-- START OF Exercise input --

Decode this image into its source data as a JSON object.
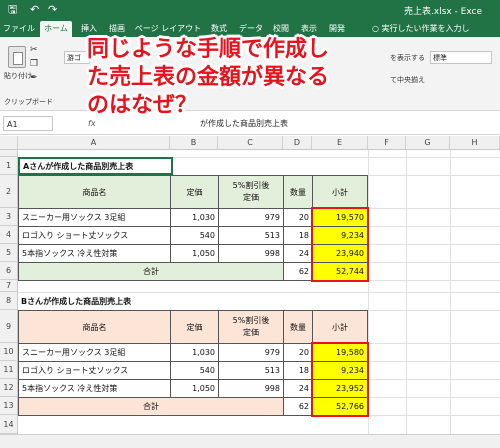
{
  "titlebar": {
    "filename": "売上表.xlsx  -  Exce",
    "save_icon": "save-icon",
    "undo_icon": "undo-icon",
    "redo_icon": "redo-icon"
  },
  "tabs": [
    "ファイル",
    "ホーム",
    "挿入",
    "描画",
    "ページ レイアウト",
    "数式",
    "データ",
    "校閲",
    "表示",
    "開発"
  ],
  "tell_me": "実行したい作業を入力し",
  "ribbon": {
    "paste_label": "貼り付け",
    "clipboard_label": "クリップボード",
    "font_name": "游ゴ",
    "wrap_text": "を表示する",
    "merge_center": "て中央揃え",
    "number_format": "標準"
  },
  "formula_bar": {
    "cell_ref": "A1",
    "fx_label": "fx",
    "content": "が作成した商品別売上表"
  },
  "callout": {
    "line1": "同じような手順で作成し",
    "line2": "た売上表の金額が異なる",
    "line3": "のはなぜ？"
  },
  "columns": [
    "A",
    "B",
    "C",
    "D",
    "E",
    "F",
    "G",
    "H"
  ],
  "rows": [
    "1",
    "2",
    "3",
    "4",
    "5",
    "6",
    "7",
    "8",
    "9",
    "10",
    "11",
    "12",
    "13",
    "14"
  ],
  "tableA": {
    "title": "Aさんが作成した商品別売上表",
    "headers": {
      "name": "商品名",
      "price": "定価",
      "discount": "5%割引後\n定価",
      "qty": "数量",
      "subtotal": "小計"
    },
    "items": [
      {
        "name": "スニーカー用ソックス 3足組",
        "price": "1,030",
        "discount": "979",
        "qty": "20",
        "subtotal": "19,570"
      },
      {
        "name": "ロゴ入り ショート丈ソックス",
        "price": "540",
        "discount": "513",
        "qty": "18",
        "subtotal": "9,234"
      },
      {
        "name": "5本指ソックス 冷え性対策",
        "price": "1,050",
        "discount": "998",
        "qty": "24",
        "subtotal": "23,940"
      }
    ],
    "total_label": "合計",
    "total_qty": "62",
    "total": "52,744"
  },
  "tableB": {
    "title": "Bさんが作成した商品別売上表",
    "headers": {
      "name": "商品名",
      "price": "定価",
      "discount": "5%割引後\n定価",
      "qty": "数量",
      "subtotal": "小計"
    },
    "items": [
      {
        "name": "スニーカー用ソックス 3足組",
        "price": "1,030",
        "discount": "979",
        "qty": "20",
        "subtotal": "19,580"
      },
      {
        "name": "ロゴ入り ショート丈ソックス",
        "price": "540",
        "discount": "513",
        "qty": "18",
        "subtotal": "9,234"
      },
      {
        "name": "5本指ソックス 冷え性対策",
        "price": "1,050",
        "discount": "998",
        "qty": "24",
        "subtotal": "23,952"
      }
    ],
    "total_label": "合計",
    "total_qty": "62",
    "total": "52,766"
  },
  "colors": {
    "excel_green": "#217346",
    "header_green": "#e2efda",
    "header_peach": "#fce4d6",
    "highlight": "#ffff00",
    "callout_red": "#e6131d"
  }
}
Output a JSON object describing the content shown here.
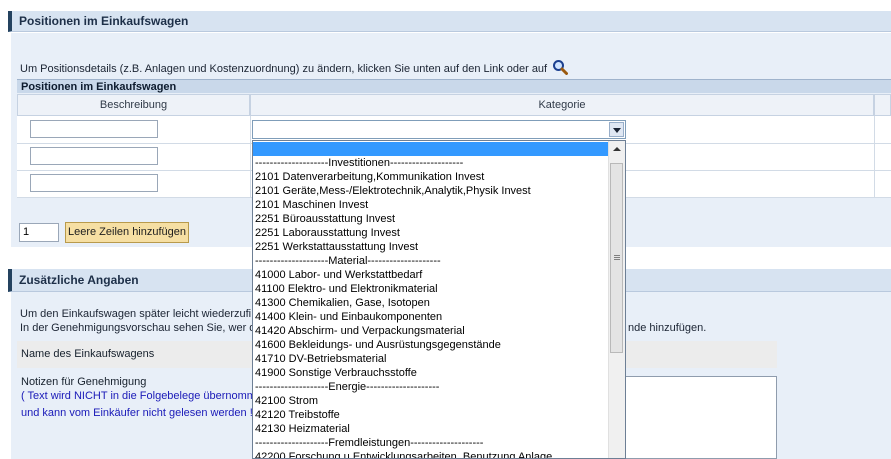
{
  "section1": {
    "title": "Positionen im Einkaufswagen",
    "info": "Um Positionsdetails (z.B. Anlagen und Kostenzuordnung) zu ändern, klicken Sie unten auf den Link oder auf"
  },
  "table": {
    "title": "Positionen im Einkaufswagen",
    "col_description": "Beschreibung",
    "col_category": "Kategorie"
  },
  "add_rows": {
    "quantity": "1",
    "button_label": "Leere Zeilen hinzufügen"
  },
  "section2": {
    "title": "Zusätzliche Angaben",
    "line1": "Um den Einkaufswagen später leicht wiederzufi",
    "line2": "In der Genehmigungsvorschau sehen Sie, wer d",
    "line2_end": "nde hinzufügen.",
    "cart_name_label": "Name des Einkaufswagens",
    "notes_label": "Notizen für Genehmigung",
    "note_blue_1": "( Text wird NICHT in die Folgebelege übernomme",
    "note_blue_2": "und kann vom Einkäufer nicht gelesen werden !"
  },
  "dropdown_options": [
    "",
    "--------------------Investitionen--------------------",
    "2101 Datenverarbeitung,Kommunikation Invest",
    "2101 Geräte,Mess-/Elektrotechnik,Analytik,Physik Invest",
    "2101 Maschinen Invest",
    "2251 Büroausstattung Invest",
    "2251 Laborausstattung Invest",
    "2251 Werkstattausstattung Invest",
    "--------------------Material--------------------",
    "41000 Labor- und Werkstattbedarf",
    "41100 Elektro- und Elektronikmaterial",
    "41300 Chemikalien, Gase, Isotopen",
    "41400 Klein- und Einbaukomponenten",
    "41420 Abschirm- und Verpackungsmaterial",
    "41600 Bekleidungs- und Ausrüstungsgegenstände",
    "41710 DV-Betriebsmaterial",
    "41900 Sonstige Verbrauchsstoffe",
    "--------------------Energie--------------------",
    "42100 Strom",
    "42120 Treibstoffe",
    "42130 Heizmaterial",
    "--------------------Fremdleistungen--------------------",
    "42200 Forschung u Entwicklungsarbeiten, Benutzung Anlage"
  ],
  "colors": {
    "header_bg": "#d7e3f1",
    "panel_bg": "#e8eff8",
    "selected_option": "#3399ff",
    "button_bg": "#f6dfa3",
    "note_blue": "#1a1ab8"
  },
  "icons": [
    "magnifier-icon",
    "dropdown-arrow-icon",
    "scroll-up-icon"
  ]
}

-- END OF Exercise input --

* The exercise *
Repeat the material above word for word, please, apart from its images.

* The result *
Decode this image into its source data as a JSON object.
{
  "titlebar": {
    "filename": "売上表.xlsx  -  Exce",
    "save_icon": "save-icon",
    "undo_icon": "undo-icon",
    "redo_icon": "redo-icon"
  },
  "tabs": [
    "ファイル",
    "ホーム",
    "挿入",
    "描画",
    "ページ レイアウト",
    "数式",
    "データ",
    "校閲",
    "表示",
    "開発"
  ],
  "tell_me": "実行したい作業を入力し",
  "ribbon": {
    "paste_label": "貼り付け",
    "clipboard_label": "クリップボード",
    "font_name": "游ゴ",
    "wrap_text": "を表示する",
    "merge_center": "て中央揃え",
    "number_format": "標準"
  },
  "formula_bar": {
    "cell_ref": "A1",
    "fx_label": "fx",
    "content": "が作成した商品別売上表"
  },
  "callout": {
    "line1": "同じような手順で作成し",
    "line2": "た売上表の金額が異なる",
    "line3": "のはなぜ？"
  },
  "columns": [
    "A",
    "B",
    "C",
    "D",
    "E",
    "F",
    "G",
    "H"
  ],
  "rows": [
    "1",
    "2",
    "3",
    "4",
    "5",
    "6",
    "7",
    "8",
    "9",
    "10",
    "11",
    "12",
    "13",
    "14"
  ],
  "tableA": {
    "title": "Aさんが作成した商品別売上表",
    "headers": {
      "name": "商品名",
      "price": "定価",
      "discount": "5%割引後\n定価",
      "qty": "数量",
      "subtotal": "小計"
    },
    "items": [
      {
        "name": "スニーカー用ソックス 3足組",
        "price": "1,030",
        "discount": "979",
        "qty": "20",
        "subtotal": "19,570"
      },
      {
        "name": "ロゴ入り ショート丈ソックス",
        "price": "540",
        "discount": "513",
        "qty": "18",
        "subtotal": "9,234"
      },
      {
        "name": "5本指ソックス 冷え性対策",
        "price": "1,050",
        "discount": "998",
        "qty": "24",
        "subtotal": "23,940"
      }
    ],
    "total_label": "合計",
    "total_qty": "62",
    "total": "52,744"
  },
  "tableB": {
    "title": "Bさんが作成した商品別売上表",
    "headers": {
      "name": "商品名",
      "price": "定価",
      "discount": "5%割引後\n定価",
      "qty": "数量",
      "subtotal": "小計"
    },
    "items": [
      {
        "name": "スニーカー用ソックス 3足組",
        "price": "1,030",
        "discount": "979",
        "qty": "20",
        "subtotal": "19,580"
      },
      {
        "name": "ロゴ入り ショート丈ソックス",
        "price": "540",
        "discount": "513",
        "qty": "18",
        "subtotal": "9,234"
      },
      {
        "name": "5本指ソックス 冷え性対策",
        "price": "1,050",
        "discount": "998",
        "qty": "24",
        "subtotal": "23,952"
      }
    ],
    "total_label": "合計",
    "total_qty": "62",
    "total": "52,766"
  },
  "colors": {
    "excel_green": "#217346",
    "header_green": "#e2efda",
    "header_peach": "#fce4d6",
    "highlight": "#ffff00",
    "callout_red": "#e6131d"
  }
}
Output a JSON object describing the content shown here.
{
  "section1": {
    "title": "Positionen im Einkaufswagen",
    "info": "Um Positionsdetails (z.B. Anlagen und Kostenzuordnung) zu ändern, klicken Sie unten auf den Link oder auf"
  },
  "table": {
    "title": "Positionen im Einkaufswagen",
    "col_description": "Beschreibung",
    "col_category": "Kategorie"
  },
  "add_rows": {
    "quantity": "1",
    "button_label": "Leere Zeilen hinzufügen"
  },
  "section2": {
    "title": "Zusätzliche Angaben",
    "line1": "Um den Einkaufswagen später leicht wiederzufi",
    "line2": "In der Genehmigungsvorschau sehen Sie, wer d",
    "line2_end": "nde hinzufügen.",
    "cart_name_label": "Name des Einkaufswagens",
    "notes_label": "Notizen für Genehmigung",
    "note_blue_1": "( Text wird NICHT in die Folgebelege übernomme",
    "note_blue_2": "und kann vom Einkäufer nicht gelesen werden !"
  },
  "dropdown_options": [
    "",
    "--------------------Investitionen--------------------",
    "2101 Datenverarbeitung,Kommunikation Invest",
    "2101 Geräte,Mess-/Elektrotechnik,Analytik,Physik Invest",
    "2101 Maschinen Invest",
    "2251 Büroausstattung Invest",
    "2251 Laborausstattung Invest",
    "2251 Werkstattausstattung Invest",
    "--------------------Material--------------------",
    "41000 Labor- und Werkstattbedarf",
    "41100 Elektro- und Elektronikmaterial",
    "41300 Chemikalien, Gase, Isotopen",
    "41400 Klein- und Einbaukomponenten",
    "41420 Abschirm- und Verpackungsmaterial",
    "41600 Bekleidungs- und Ausrüstungsgegenstände",
    "41710 DV-Betriebsmaterial",
    "41900 Sonstige Verbrauchsstoffe",
    "--------------------Energie--------------------",
    "42100 Strom",
    "42120 Treibstoffe",
    "42130 Heizmaterial",
    "--------------------Fremdleistungen--------------------",
    "42200 Forschung u Entwicklungsarbeiten, Benutzung Anlage"
  ],
  "colors": {
    "header_bg": "#d7e3f1",
    "panel_bg": "#e8eff8",
    "selected_option": "#3399ff",
    "button_bg": "#f6dfa3",
    "note_blue": "#1a1ab8"
  },
  "icons": [
    "magnifier-icon",
    "dropdown-arrow-icon",
    "scroll-up-icon"
  ]
}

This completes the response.